[Stored data]

%%

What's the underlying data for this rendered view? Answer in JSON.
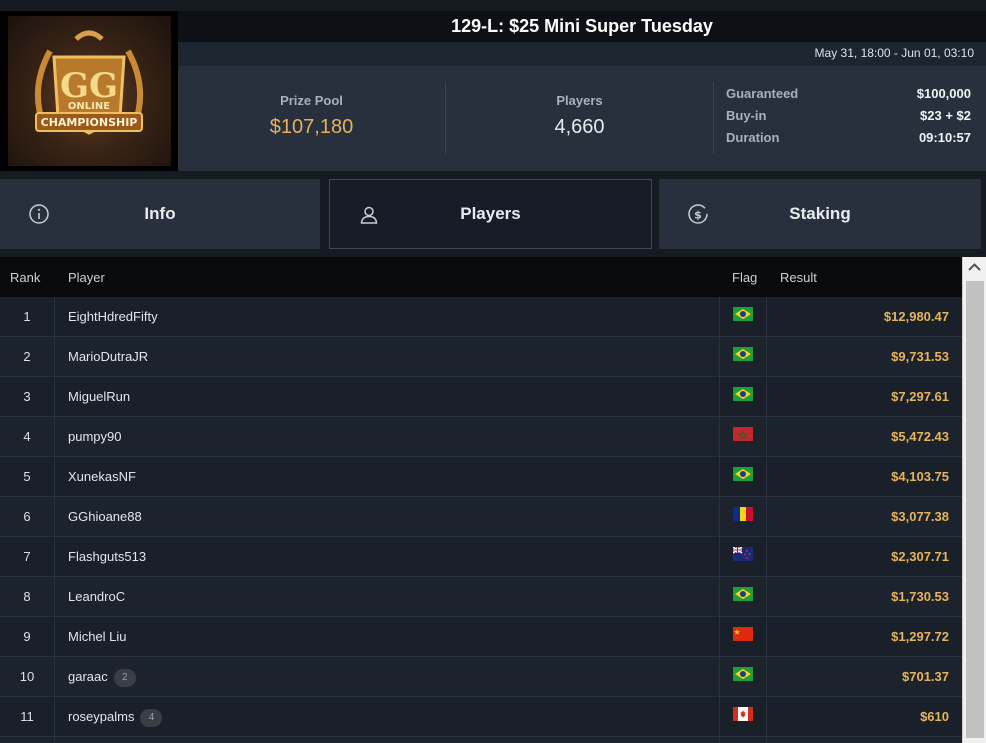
{
  "header": {
    "title": "129-L: $25 Mini Super Tuesday",
    "dates": "May 31, 18:00 - Jun 01, 03:10",
    "logo_text_1": "ONLINE",
    "logo_text_2": "CHAMPIONSHIP"
  },
  "stats": {
    "prize_label": "Prize Pool",
    "prize_value": "$107,180",
    "players_label": "Players",
    "players_value": "4,660",
    "details": [
      {
        "label": "Guaranteed",
        "value": "$100,000"
      },
      {
        "label": "Buy-in",
        "value": "$23 + $2"
      },
      {
        "label": "Duration",
        "value": "09:10:57"
      }
    ]
  },
  "tabs": [
    {
      "label": "Info",
      "icon": "info-icon"
    },
    {
      "label": "Players",
      "icon": "user-icon",
      "active": true
    },
    {
      "label": "Staking",
      "icon": "dollar-coin-icon"
    }
  ],
  "table": {
    "columns": [
      "Rank",
      "Player",
      "Flag",
      "Result"
    ],
    "rows": [
      {
        "rank": "1",
        "player": "EightHdredFifty",
        "flag": "brazil",
        "result": "$12,980.47"
      },
      {
        "rank": "2",
        "player": "MarioDutraJR",
        "flag": "brazil",
        "result": "$9,731.53"
      },
      {
        "rank": "3",
        "player": "MiguelRun",
        "flag": "brazil",
        "result": "$7,297.61"
      },
      {
        "rank": "4",
        "player": "pumpy90",
        "flag": "morocco",
        "result": "$5,472.43"
      },
      {
        "rank": "5",
        "player": "XunekasNF",
        "flag": "brazil",
        "result": "$4,103.75"
      },
      {
        "rank": "6",
        "player": "GGhioane88",
        "flag": "romania",
        "result": "$3,077.38"
      },
      {
        "rank": "7",
        "player": "Flashguts513",
        "flag": "new-zealand",
        "result": "$2,307.71"
      },
      {
        "rank": "8",
        "player": "LeandroC",
        "flag": "brazil",
        "result": "$1,730.53"
      },
      {
        "rank": "9",
        "player": "Michel Liu",
        "flag": "china",
        "result": "$1,297.72"
      },
      {
        "rank": "10",
        "player": "garaac",
        "badge": "2",
        "flag": "brazil",
        "result": "$701.37"
      },
      {
        "rank": "11",
        "player": "roseypalms",
        "badge": "4",
        "flag": "canada",
        "result": "$610"
      },
      {
        "rank": "",
        "player": "",
        "flag": "",
        "result": ""
      }
    ]
  },
  "colors": {
    "accent_gold": "#e5b45e",
    "background": "#161b22",
    "panel": "#27303c"
  }
}
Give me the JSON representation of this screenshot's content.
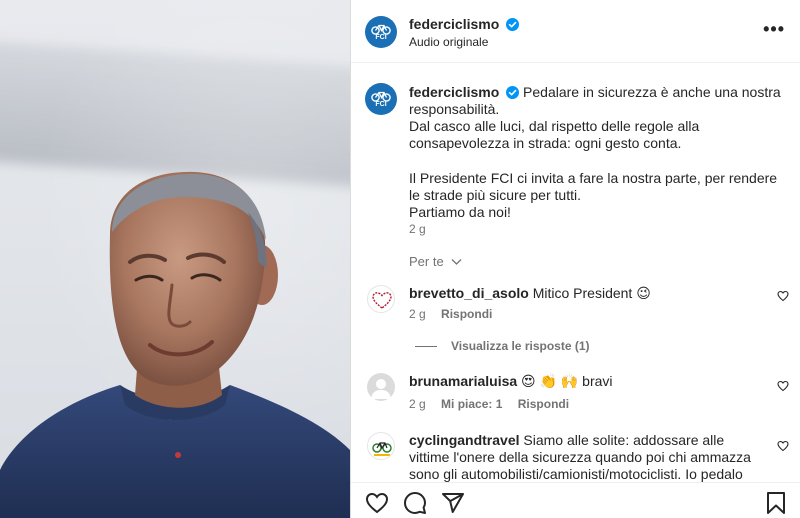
{
  "header": {
    "username": "federciclismo",
    "subtitle": "Audio originale",
    "avatar_text": "FCI",
    "more_label": "•••"
  },
  "caption": {
    "username": "federciclismo",
    "line1": "Pedalare in sicurezza è anche una nostra responsabilità.",
    "line2": "Dal casco alle luci, dal rispetto delle regole alla consapevolezza in strada: ogni gesto conta.",
    "line3": "Il Presidente FCI ci invita a fare la nostra parte, per rendere le strade più sicure per tutti.",
    "line4": "Partiamo da noi!",
    "time": "2 g",
    "translate": "Per te"
  },
  "comments": [
    {
      "username": "brevetto_di_asolo",
      "text": "Mitico President 😉",
      "time": "2 g",
      "reply": "Rispondi",
      "view_replies": "Visualizza le risposte (1)"
    },
    {
      "username": "brunamarialuisa",
      "text": "😍 👏 🙌 bravi",
      "time": "2 g",
      "likes": "Mi piace: 1",
      "reply": "Rispondi"
    },
    {
      "username": "cyclingandtravel",
      "text": "Siamo alle solite: addossare alle vittime l'onere della sicurezza quando poi chi ammazza sono gli automobilisti/camionisti/motociclisti. Io pedalo quasi sempre"
    }
  ],
  "colors": {
    "accent": "#1a6fb5",
    "verified": "#0095f6",
    "text": "#262626",
    "muted": "#737373",
    "shirt": "#2b3f66"
  },
  "icons": {
    "like": "heart-icon",
    "comment": "comment-icon",
    "share": "send-icon",
    "save": "bookmark-icon"
  }
}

%%

GOAL OF THE EXERCISE
Set the pictures aside and transcribe the data above exactly.

RESPONSE BELOW
What's the underlying data for this rendered view? Answer in JSON.
{
  "header": {
    "title": "129-L: $25 Mini Super Tuesday",
    "dates": "May 31, 18:00 - Jun 01, 03:10",
    "logo_text_1": "ONLINE",
    "logo_text_2": "CHAMPIONSHIP"
  },
  "stats": {
    "prize_label": "Prize Pool",
    "prize_value": "$107,180",
    "players_label": "Players",
    "players_value": "4,660",
    "details": [
      {
        "label": "Guaranteed",
        "value": "$100,000"
      },
      {
        "label": "Buy-in",
        "value": "$23 + $2"
      },
      {
        "label": "Duration",
        "value": "09:10:57"
      }
    ]
  },
  "tabs": [
    {
      "label": "Info",
      "icon": "info-icon"
    },
    {
      "label": "Players",
      "icon": "user-icon",
      "active": true
    },
    {
      "label": "Staking",
      "icon": "dollar-coin-icon"
    }
  ],
  "table": {
    "columns": [
      "Rank",
      "Player",
      "Flag",
      "Result"
    ],
    "rows": [
      {
        "rank": "1",
        "player": "EightHdredFifty",
        "flag": "brazil",
        "result": "$12,980.47"
      },
      {
        "rank": "2",
        "player": "MarioDutraJR",
        "flag": "brazil",
        "result": "$9,731.53"
      },
      {
        "rank": "3",
        "player": "MiguelRun",
        "flag": "brazil",
        "result": "$7,297.61"
      },
      {
        "rank": "4",
        "player": "pumpy90",
        "flag": "morocco",
        "result": "$5,472.43"
      },
      {
        "rank": "5",
        "player": "XunekasNF",
        "flag": "brazil",
        "result": "$4,103.75"
      },
      {
        "rank": "6",
        "player": "GGhioane88",
        "flag": "romania",
        "result": "$3,077.38"
      },
      {
        "rank": "7",
        "player": "Flashguts513",
        "flag": "new-zealand",
        "result": "$2,307.71"
      },
      {
        "rank": "8",
        "player": "LeandroC",
        "flag": "brazil",
        "result": "$1,730.53"
      },
      {
        "rank": "9",
        "player": "Michel Liu",
        "flag": "china",
        "result": "$1,297.72"
      },
      {
        "rank": "10",
        "player": "garaac",
        "badge": "2",
        "flag": "brazil",
        "result": "$701.37"
      },
      {
        "rank": "11",
        "player": "roseypalms",
        "badge": "4",
        "flag": "canada",
        "result": "$610"
      },
      {
        "rank": "",
        "player": "",
        "flag": "",
        "result": ""
      }
    ]
  },
  "colors": {
    "accent_gold": "#e5b45e",
    "background": "#161b22",
    "panel": "#27303c"
  }
}
Give me the JSON representation of this screenshot's content.
{
  "header": {
    "username": "federciclismo",
    "subtitle": "Audio originale",
    "avatar_text": "FCI",
    "more_label": "•••"
  },
  "caption": {
    "username": "federciclismo",
    "line1": "Pedalare in sicurezza è anche una nostra responsabilità.",
    "line2": "Dal casco alle luci, dal rispetto delle regole alla consapevolezza in strada: ogni gesto conta.",
    "line3": "Il Presidente FCI ci invita a fare la nostra parte, per rendere le strade più sicure per tutti.",
    "line4": "Partiamo da noi!",
    "time": "2 g",
    "translate": "Per te"
  },
  "comments": [
    {
      "username": "brevetto_di_asolo",
      "text": "Mitico President 😉",
      "time": "2 g",
      "reply": "Rispondi",
      "view_replies": "Visualizza le risposte (1)"
    },
    {
      "username": "brunamarialuisa",
      "text": "😍 👏 🙌 bravi",
      "time": "2 g",
      "likes": "Mi piace: 1",
      "reply": "Rispondi"
    },
    {
      "username": "cyclingandtravel",
      "text": "Siamo alle solite: addossare alle vittime l'onere della sicurezza quando poi chi ammazza sono gli automobilisti/camionisti/motociclisti. Io pedalo quasi sempre"
    }
  ],
  "colors": {
    "accent": "#1a6fb5",
    "verified": "#0095f6",
    "text": "#262626",
    "muted": "#737373",
    "shirt": "#2b3f66"
  },
  "icons": {
    "like": "heart-icon",
    "comment": "comment-icon",
    "share": "send-icon",
    "save": "bookmark-icon"
  }
}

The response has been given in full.